• Extrait du document:
————
Pas de grand fracas, pas de look tapageur. James Vickery avance à contre-temps du bruit, porté par une voix chaude comme un vinyle d’été, un RnB cousu main, sans effet de manche. Londres l’a vu naître, entre héritage sud-africain, racines galloises et amour précoce pour les voix qui racontent vrai. Il n’a qu’une oreille qui fonctionne, mais c’est peut-être ce qui rend son groove si particulier : toujours centré, toujours juste, toujours habité.
Son dernier projet, JAMES., est un miroir doux-amer tendu à sa propre vie. Une soul contemporaine qui n’a pas peur du romantisme, ni du silence entre les mots. Pas d’artifice, pas de gimmick. Juste une voix et une sincérité désarmante. À mi-chemin entre ballades en apesanteur et vibes qui font hocher la tête sans prévenir, l’album dévoile un artiste à la croisée des sensibilités : entre le spleen moderne d’un Frank Ocean, les inflexions organiques d’un D’Angelo et la tendresse brute d’un Sampha.
————
• Données fournies:
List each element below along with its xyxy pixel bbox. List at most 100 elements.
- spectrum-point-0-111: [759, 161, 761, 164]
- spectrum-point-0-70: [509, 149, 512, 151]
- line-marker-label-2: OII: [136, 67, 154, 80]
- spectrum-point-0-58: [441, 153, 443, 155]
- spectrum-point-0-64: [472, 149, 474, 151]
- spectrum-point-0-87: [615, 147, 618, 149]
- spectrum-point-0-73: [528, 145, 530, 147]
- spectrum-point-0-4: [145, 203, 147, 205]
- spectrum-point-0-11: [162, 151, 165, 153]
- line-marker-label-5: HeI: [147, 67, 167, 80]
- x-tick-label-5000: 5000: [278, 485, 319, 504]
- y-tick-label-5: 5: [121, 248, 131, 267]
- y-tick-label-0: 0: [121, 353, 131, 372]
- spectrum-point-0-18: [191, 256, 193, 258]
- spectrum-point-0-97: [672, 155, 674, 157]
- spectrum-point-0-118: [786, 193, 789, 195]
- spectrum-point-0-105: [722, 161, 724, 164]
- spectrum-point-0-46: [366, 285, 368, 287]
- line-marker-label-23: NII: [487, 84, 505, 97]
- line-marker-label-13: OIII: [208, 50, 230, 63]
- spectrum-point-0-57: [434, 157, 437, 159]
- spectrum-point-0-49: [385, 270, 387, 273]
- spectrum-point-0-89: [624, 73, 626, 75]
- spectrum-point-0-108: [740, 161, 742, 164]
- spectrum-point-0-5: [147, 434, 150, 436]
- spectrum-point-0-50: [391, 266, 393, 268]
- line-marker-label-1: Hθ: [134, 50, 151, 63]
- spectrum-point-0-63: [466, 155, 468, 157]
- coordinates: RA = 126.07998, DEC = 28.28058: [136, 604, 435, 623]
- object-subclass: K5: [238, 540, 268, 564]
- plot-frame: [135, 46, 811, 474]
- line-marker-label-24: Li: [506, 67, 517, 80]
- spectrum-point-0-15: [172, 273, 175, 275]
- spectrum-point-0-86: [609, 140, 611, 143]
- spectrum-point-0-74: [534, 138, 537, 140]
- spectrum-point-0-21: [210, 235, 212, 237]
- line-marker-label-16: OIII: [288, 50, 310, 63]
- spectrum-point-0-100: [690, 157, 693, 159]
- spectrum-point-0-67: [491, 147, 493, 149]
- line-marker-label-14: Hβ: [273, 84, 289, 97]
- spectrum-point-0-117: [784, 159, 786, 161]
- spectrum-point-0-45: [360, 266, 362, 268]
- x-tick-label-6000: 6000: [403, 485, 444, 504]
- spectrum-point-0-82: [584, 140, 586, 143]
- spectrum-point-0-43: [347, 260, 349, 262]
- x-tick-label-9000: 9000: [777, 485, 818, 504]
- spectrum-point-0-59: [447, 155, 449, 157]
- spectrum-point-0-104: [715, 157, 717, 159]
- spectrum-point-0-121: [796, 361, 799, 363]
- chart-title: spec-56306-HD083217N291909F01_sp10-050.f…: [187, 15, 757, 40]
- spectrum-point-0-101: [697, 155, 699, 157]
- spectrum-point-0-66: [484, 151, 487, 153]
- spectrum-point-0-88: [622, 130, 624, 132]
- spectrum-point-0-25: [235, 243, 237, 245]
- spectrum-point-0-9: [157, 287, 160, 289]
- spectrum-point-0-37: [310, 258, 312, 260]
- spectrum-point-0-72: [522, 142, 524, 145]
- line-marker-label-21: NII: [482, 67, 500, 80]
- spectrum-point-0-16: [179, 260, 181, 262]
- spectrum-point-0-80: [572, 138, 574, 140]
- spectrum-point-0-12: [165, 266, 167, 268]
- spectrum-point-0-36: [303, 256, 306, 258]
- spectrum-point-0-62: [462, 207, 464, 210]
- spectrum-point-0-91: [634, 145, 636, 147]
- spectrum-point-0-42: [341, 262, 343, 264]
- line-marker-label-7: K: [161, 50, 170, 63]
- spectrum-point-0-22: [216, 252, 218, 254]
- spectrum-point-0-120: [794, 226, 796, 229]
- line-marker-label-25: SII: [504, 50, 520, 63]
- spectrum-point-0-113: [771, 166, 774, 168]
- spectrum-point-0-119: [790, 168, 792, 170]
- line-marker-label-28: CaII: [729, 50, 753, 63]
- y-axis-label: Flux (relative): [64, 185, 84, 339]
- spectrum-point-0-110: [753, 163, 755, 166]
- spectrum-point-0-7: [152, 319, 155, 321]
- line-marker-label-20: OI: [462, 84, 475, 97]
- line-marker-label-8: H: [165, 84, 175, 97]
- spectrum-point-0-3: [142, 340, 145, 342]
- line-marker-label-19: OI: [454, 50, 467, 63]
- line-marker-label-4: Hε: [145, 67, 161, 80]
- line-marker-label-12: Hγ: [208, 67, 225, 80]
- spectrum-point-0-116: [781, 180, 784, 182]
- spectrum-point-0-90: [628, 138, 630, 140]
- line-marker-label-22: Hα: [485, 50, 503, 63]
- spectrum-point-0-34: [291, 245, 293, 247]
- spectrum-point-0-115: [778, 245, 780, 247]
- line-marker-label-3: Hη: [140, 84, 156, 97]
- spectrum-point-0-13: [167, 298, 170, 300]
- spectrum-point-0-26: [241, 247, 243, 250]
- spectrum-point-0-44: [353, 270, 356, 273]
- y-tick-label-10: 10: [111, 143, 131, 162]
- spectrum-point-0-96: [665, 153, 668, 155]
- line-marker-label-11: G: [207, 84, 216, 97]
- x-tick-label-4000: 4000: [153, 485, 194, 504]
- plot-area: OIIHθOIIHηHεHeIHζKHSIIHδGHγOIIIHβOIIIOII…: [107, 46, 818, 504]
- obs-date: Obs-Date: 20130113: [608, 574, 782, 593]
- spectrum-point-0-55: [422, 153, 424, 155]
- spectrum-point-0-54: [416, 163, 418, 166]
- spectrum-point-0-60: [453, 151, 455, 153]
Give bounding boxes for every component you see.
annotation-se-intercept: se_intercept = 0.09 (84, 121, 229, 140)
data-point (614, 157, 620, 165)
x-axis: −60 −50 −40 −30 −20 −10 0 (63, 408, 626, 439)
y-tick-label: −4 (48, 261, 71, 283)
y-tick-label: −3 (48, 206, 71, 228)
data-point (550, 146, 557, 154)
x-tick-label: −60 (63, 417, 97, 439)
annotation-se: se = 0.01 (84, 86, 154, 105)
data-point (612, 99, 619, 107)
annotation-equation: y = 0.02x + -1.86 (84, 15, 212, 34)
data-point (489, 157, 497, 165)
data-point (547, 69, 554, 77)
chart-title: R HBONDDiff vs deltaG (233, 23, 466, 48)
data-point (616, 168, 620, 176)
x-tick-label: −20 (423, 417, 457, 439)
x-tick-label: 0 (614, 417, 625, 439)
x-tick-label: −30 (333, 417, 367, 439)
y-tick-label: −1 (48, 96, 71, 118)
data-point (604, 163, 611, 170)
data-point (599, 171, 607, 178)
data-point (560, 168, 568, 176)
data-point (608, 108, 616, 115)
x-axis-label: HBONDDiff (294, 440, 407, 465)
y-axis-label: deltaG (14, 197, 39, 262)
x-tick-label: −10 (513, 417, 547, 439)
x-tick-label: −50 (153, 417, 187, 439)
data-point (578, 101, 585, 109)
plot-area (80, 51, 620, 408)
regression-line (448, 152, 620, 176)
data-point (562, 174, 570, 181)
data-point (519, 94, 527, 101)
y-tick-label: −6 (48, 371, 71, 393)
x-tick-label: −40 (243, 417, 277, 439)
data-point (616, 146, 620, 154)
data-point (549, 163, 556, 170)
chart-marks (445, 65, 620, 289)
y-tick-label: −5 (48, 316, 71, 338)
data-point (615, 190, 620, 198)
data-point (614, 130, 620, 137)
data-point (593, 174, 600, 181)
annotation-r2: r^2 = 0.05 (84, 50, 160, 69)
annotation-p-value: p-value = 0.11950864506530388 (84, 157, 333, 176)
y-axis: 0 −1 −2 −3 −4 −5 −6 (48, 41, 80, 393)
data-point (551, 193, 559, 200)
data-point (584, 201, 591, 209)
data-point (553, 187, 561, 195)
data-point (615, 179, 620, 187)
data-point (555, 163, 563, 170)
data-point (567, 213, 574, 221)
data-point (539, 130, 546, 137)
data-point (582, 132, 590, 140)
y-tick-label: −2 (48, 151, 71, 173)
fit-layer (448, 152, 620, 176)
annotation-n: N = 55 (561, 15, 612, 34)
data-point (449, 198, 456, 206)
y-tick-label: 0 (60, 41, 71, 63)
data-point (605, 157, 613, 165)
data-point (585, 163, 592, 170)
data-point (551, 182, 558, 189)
————
• Liste des activités:
- A) D'après le portrait de James Vickery, qu'est-ce qui expliquerait peut-être le caractère si particulier de son groove ? Répondez en une à trois phrases.
- B) Dans quelle ville James Vickery est-il né, selon son portrait ?
- C) Prolongez le portrait de James Vickery au-delà de sa dernière phrase.

• Réponses aux exercices:
- A) Le texte avance que le fait qu'il n'ait qu'une oreille qui fonctionne est peut-être ce qui rend son groove si particulier : toujours centré, toujours juste, toujours habité.

- B) Il est né à Londres.

- C)
On a posé dix questions à ce chanteur anglais pas comme les autres, pour parler de racines, de sauces secrètes, de playlists de cœur et de la manière la plus improbable d’entrer dans la musique professionnelle : par accident, à cause d’une opération, et par besoin de réapprendre à parler.
Voici l’interview de James Vickery, à une oreille du miracle.
1) Qui es-tu ?
Salut ! Je m’appelle James Vickery, je suis chanteur et je viens de Londres. Je fais de la musique depuis quelques années maintenant, et j’espère que celles et ceux qui aiment la soul et le RnB y trouveront leur bonheur.
2) Quel est ton parcours ?
J’ai grandi dans une famille métissée : ma mère est originaire d’Afrique et mon père du Pays de Galles. Musicalement, c’était aussi très contrasté. Du côté maternel : Soul, Motown, Disco. Du côté paternel : rock, blues, guitares. Je pense que mes arrangements viennent de lui, mais mon style, de ma mère. Et puis j’ai grandi dans le sud de Londres, un coin très riche culturellement, qui m’a profondément influencé.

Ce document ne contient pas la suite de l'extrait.